Reproduce every record below exactly as it appears.

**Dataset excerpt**
:::::
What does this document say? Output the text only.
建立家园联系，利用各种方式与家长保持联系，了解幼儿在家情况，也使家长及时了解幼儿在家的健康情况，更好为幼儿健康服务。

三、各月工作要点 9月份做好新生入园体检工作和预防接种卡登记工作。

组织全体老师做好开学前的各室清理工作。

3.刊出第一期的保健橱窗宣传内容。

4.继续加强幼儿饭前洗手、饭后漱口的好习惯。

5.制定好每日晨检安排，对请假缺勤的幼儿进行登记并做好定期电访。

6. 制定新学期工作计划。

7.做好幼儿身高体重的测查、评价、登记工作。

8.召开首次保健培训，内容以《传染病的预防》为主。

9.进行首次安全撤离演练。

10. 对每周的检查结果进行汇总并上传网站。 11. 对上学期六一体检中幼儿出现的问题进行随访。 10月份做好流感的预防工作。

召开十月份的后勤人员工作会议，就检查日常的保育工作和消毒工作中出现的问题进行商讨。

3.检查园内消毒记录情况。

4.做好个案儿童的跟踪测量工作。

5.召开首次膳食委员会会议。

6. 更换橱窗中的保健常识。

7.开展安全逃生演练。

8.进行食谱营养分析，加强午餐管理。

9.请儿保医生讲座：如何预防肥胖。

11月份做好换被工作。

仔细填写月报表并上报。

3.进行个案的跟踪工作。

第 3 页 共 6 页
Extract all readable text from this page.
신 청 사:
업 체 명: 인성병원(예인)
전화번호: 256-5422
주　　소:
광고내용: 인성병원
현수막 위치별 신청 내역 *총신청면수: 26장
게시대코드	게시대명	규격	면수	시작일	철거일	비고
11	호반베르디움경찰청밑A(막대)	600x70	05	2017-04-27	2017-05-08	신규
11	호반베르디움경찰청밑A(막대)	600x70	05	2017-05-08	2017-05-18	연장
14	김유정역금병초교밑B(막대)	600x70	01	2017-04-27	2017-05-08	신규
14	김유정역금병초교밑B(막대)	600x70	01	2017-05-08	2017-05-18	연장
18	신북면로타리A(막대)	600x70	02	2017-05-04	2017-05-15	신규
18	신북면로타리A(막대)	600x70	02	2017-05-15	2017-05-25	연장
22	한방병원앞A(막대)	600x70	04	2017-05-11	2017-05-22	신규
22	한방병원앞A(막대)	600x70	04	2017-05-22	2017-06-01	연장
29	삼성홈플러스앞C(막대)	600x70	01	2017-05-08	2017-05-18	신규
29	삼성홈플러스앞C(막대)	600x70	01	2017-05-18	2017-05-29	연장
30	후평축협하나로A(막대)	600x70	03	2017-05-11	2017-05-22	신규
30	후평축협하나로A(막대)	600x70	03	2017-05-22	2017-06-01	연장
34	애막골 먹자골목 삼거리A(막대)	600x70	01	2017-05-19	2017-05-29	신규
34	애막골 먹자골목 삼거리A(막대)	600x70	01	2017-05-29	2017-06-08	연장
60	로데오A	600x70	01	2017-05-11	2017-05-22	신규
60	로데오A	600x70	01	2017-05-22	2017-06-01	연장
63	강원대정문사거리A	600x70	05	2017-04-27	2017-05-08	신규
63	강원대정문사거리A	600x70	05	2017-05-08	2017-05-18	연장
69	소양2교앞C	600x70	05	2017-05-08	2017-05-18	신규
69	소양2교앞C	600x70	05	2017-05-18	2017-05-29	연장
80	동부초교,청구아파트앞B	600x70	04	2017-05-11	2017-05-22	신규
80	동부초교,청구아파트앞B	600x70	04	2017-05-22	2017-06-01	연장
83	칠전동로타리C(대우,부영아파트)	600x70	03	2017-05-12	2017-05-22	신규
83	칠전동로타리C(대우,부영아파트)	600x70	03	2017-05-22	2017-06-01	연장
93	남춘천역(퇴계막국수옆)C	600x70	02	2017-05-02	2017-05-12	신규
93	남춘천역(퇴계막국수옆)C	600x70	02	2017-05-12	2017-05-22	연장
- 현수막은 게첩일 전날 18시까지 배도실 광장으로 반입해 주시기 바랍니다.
:::::
**ANSWER TO THIS EXERCISE**
What does this document say? Output the text only.
建立家园联系，利用各种方式与家长保持联系，了解幼儿在家情况，也使家长及时了解幼儿在家的健康情况，更好为幼儿健康服务。

三、各月工作要点 9月份做好新生入园体检工作和预防接种卡登记工作。

组织全体老师做好开学前的各室清理工作。

3.刊出第一期的保健橱窗宣传内容。

4.继续加强幼儿饭前洗手、饭后漱口的好习惯。

5.制定好每日晨检安排，对请假缺勤的幼儿进行登记并做好定期电访。

6. 制定新学期工作计划。

7.做好幼儿身高体重的测查、评价、登记工作。

8.召开首次保健培训，内容以《传染病的预防》为主。

9.进行首次安全撤离演练。

10. 对每周的检查结果进行汇总并上传网站。 11. 对上学期六一体检中幼儿出现的问题进行随访。 10月份做好流感的预防工作。

召开十月份的后勤人员工作会议，就检查日常的保育工作和消毒工作中出现的问题进行商讨。

3.检查园内消毒记录情况。

4.做好个案儿童的跟踪测量工作。

5.召开首次膳食委员会会议。

6. 更换橱窗中的保健常识。

7.开展安全逃生演练。

8.进行食谱营养分析，加强午餐管理。

9.请儿保医生讲座：如何预防肥胖。

11月份做好换被工作。

仔细填写月报表并上报。

3.进行个案的跟踪工作。

第 3 页 共 6 页
Extract all readable text from this page.
신 청 사:
업 체 명: 인성병원(예인)
전화번호: 256-5422
주　　소:
광고내용: 인성병원
현수막 위치별 신청 내역 *총신청면수: 26장
게시대코드	게시대명	규격	면수	시작일	철거일	비고
11	호반베르디움경찰청밑A(막대)	600x70	05	2017-04-27	2017-05-08	신규
11	호반베르디움경찰청밑A(막대)	600x70	05	2017-05-08	2017-05-18	연장
14	김유정역금병초교밑B(막대)	600x70	01	2017-04-27	2017-05-08	신규
14	김유정역금병초교밑B(막대)	600x70	01	2017-05-08	2017-05-18	연장
18	신북면로타리A(막대)	600x70	02	2017-05-04	2017-05-15	신규
18	신북면로타리A(막대)	600x70	02	2017-05-15	2017-05-25	연장
22	한방병원앞A(막대)	600x70	04	2017-05-11	2017-05-22	신규
22	한방병원앞A(막대)	600x70	04	2017-05-22	2017-06-01	연장
29	삼성홈플러스앞C(막대)	600x70	01	2017-05-08	2017-05-18	신규
29	삼성홈플러스앞C(막대)	600x70	01	2017-05-18	2017-05-29	연장
30	후평축협하나로A(막대)	600x70	03	2017-05-11	2017-05-22	신규
30	후평축협하나로A(막대)	600x70	03	2017-05-22	2017-06-01	연장
34	애막골 먹자골목 삼거리A(막대)	600x70	01	2017-05-19	2017-05-29	신규
34	애막골 먹자골목 삼거리A(막대)	600x70	01	2017-05-29	2017-06-08	연장
60	로데오A	600x70	01	2017-05-11	2017-05-22	신규
60	로데오A	600x70	01	2017-05-22	2017-06-01	연장
63	강원대정문사거리A	600x70	05	2017-04-27	2017-05-08	신규
63	강원대정문사거리A	600x70	05	2017-05-08	2017-05-18	연장
69	소양2교앞C	600x70	05	2017-05-08	2017-05-18	신규
69	소양2교앞C	600x70	05	2017-05-18	2017-05-29	연장
80	동부초교,청구아파트앞B	600x70	04	2017-05-11	2017-05-22	신규
80	동부초교,청구아파트앞B	600x70	04	2017-05-22	2017-06-01	연장
83	칠전동로타리C(대우,부영아파트)	600x70	03	2017-05-12	2017-05-22	신규
83	칠전동로타리C(대우,부영아파트)	600x70	03	2017-05-22	2017-06-01	연장
93	남춘천역(퇴계막국수옆)C	600x70	02	2017-05-02	2017-05-12	신규
93	남춘천역(퇴계막국수옆)C	600x70	02	2017-05-12	2017-05-22	연장
- 현수막은 게첩일 전날 18시까지 배도실 광장으로 반입해 주시기 바랍니다.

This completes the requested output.